▶ **Input data**:
■ ■ ■ ■ ■ ■ ■

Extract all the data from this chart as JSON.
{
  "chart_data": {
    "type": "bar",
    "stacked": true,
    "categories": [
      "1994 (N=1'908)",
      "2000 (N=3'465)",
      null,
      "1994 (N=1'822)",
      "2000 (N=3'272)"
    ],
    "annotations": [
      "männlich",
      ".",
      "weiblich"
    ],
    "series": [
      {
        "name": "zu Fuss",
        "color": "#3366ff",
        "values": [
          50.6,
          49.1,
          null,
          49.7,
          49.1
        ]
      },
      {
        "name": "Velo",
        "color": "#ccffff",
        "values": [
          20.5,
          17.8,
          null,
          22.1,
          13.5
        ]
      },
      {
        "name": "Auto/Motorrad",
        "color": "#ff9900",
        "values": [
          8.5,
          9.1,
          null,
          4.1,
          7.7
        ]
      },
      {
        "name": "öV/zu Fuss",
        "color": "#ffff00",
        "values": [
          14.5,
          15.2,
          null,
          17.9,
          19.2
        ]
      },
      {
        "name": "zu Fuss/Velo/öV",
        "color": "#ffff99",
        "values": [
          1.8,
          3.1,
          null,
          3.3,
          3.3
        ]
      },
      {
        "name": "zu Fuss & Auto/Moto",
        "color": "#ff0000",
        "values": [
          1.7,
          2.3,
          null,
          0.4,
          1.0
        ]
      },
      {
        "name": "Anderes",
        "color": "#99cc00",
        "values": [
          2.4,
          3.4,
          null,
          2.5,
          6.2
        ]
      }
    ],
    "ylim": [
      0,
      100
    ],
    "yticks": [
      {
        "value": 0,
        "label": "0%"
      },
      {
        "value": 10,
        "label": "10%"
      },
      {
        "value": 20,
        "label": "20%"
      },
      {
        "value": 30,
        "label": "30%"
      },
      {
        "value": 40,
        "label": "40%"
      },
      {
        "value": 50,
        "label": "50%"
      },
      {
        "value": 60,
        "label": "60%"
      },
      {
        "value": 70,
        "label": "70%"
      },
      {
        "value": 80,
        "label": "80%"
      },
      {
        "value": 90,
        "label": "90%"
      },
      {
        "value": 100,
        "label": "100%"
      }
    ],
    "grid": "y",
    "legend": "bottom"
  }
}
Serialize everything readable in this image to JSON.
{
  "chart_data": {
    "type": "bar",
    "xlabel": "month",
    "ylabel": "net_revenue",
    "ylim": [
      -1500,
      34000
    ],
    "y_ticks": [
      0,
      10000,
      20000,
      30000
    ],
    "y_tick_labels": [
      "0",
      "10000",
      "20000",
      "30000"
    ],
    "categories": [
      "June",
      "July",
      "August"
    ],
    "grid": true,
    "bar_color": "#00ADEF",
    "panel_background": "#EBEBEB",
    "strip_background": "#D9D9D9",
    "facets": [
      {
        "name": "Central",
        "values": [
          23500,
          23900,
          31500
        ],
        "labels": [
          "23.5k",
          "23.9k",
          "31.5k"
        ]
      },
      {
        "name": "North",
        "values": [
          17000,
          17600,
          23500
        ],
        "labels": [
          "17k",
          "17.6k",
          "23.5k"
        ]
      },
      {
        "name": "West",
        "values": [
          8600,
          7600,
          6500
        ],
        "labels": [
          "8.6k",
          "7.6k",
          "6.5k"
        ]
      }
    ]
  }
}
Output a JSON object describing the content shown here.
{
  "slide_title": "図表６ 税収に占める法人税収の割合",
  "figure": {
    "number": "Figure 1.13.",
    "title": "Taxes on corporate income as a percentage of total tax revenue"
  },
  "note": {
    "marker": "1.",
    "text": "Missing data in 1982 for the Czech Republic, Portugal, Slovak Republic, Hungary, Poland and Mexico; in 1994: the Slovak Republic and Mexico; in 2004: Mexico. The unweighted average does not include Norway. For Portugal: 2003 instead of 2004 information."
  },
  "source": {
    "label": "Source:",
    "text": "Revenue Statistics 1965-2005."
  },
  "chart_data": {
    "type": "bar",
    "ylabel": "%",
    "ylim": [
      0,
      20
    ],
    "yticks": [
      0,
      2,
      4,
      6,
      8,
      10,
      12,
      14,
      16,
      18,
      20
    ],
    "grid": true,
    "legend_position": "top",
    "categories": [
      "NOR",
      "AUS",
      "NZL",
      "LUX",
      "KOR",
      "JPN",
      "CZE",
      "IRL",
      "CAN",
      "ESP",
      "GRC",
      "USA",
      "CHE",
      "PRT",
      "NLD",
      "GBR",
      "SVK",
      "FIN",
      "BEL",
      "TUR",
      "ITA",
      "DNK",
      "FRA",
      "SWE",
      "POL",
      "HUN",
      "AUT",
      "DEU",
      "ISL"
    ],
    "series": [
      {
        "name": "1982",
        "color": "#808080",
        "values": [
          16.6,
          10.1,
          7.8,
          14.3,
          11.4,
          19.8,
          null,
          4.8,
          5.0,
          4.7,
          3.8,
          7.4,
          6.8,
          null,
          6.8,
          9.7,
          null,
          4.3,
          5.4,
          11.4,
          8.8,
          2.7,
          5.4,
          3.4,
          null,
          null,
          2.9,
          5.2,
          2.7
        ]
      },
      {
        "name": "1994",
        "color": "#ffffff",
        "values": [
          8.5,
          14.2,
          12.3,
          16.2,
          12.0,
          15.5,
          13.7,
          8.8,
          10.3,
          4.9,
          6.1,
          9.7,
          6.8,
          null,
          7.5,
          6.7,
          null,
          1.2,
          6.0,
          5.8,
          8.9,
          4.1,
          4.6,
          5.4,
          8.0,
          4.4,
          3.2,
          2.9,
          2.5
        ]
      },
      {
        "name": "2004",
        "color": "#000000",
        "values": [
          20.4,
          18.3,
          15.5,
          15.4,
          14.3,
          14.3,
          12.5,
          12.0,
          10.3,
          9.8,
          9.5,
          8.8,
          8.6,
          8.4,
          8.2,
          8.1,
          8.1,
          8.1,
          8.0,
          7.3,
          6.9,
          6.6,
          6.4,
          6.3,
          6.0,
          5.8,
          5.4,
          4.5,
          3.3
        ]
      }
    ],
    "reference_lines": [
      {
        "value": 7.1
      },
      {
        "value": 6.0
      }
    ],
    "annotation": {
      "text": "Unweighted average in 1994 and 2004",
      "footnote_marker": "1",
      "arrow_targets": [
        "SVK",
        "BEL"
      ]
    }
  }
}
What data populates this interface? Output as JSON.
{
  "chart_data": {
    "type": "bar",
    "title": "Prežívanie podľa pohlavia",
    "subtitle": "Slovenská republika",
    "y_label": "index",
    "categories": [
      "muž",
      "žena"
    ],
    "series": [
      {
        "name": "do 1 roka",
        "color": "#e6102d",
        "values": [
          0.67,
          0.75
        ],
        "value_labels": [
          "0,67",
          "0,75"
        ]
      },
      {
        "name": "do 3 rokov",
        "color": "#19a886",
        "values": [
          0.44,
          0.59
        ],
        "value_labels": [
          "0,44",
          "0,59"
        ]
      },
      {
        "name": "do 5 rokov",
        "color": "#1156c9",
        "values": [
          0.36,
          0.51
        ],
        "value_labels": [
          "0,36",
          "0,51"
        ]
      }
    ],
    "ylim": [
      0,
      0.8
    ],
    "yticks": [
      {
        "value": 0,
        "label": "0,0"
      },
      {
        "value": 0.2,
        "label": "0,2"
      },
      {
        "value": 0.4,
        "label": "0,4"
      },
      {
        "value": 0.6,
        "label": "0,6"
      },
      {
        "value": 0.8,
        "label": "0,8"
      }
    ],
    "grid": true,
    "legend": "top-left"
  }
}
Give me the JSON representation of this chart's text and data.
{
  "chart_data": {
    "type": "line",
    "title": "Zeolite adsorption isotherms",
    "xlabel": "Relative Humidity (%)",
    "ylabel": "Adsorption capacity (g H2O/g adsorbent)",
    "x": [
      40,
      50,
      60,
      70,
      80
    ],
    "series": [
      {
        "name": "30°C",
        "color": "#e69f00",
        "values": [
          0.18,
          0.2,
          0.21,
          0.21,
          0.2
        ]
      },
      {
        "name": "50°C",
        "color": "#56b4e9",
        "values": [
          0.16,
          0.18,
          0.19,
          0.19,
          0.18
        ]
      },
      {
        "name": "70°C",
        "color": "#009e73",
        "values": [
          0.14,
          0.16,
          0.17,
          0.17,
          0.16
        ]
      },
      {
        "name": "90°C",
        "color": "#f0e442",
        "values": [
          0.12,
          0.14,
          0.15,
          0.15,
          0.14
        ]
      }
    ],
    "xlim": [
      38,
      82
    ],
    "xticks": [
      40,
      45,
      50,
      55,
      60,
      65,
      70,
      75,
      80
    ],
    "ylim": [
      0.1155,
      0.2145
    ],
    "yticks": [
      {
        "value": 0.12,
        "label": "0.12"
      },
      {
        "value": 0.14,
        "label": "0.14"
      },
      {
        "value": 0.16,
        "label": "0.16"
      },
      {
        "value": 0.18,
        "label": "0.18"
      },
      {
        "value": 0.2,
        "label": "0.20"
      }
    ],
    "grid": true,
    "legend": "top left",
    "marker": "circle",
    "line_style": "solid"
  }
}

■ ■ ■ ■ ■ ■ ■

Filter the records, keeping only lines that contain "text", and show those lines.

    "text": "Missing data in 1982 for the Czech Republic, Portugal, Slovak Republic, Hungary, Poland and Mexico; in 1994: the Slovak Republic and Mexico; in 2004: Mexico. The unweighted average does not include Norway. For Portugal: 2003 instead of 2004 information."
    "text": "Revenue Statistics 1965-2005."
      "text": "Unweighted average in 1994 and 2004",
Give me the JSON representation of this chart's text and data.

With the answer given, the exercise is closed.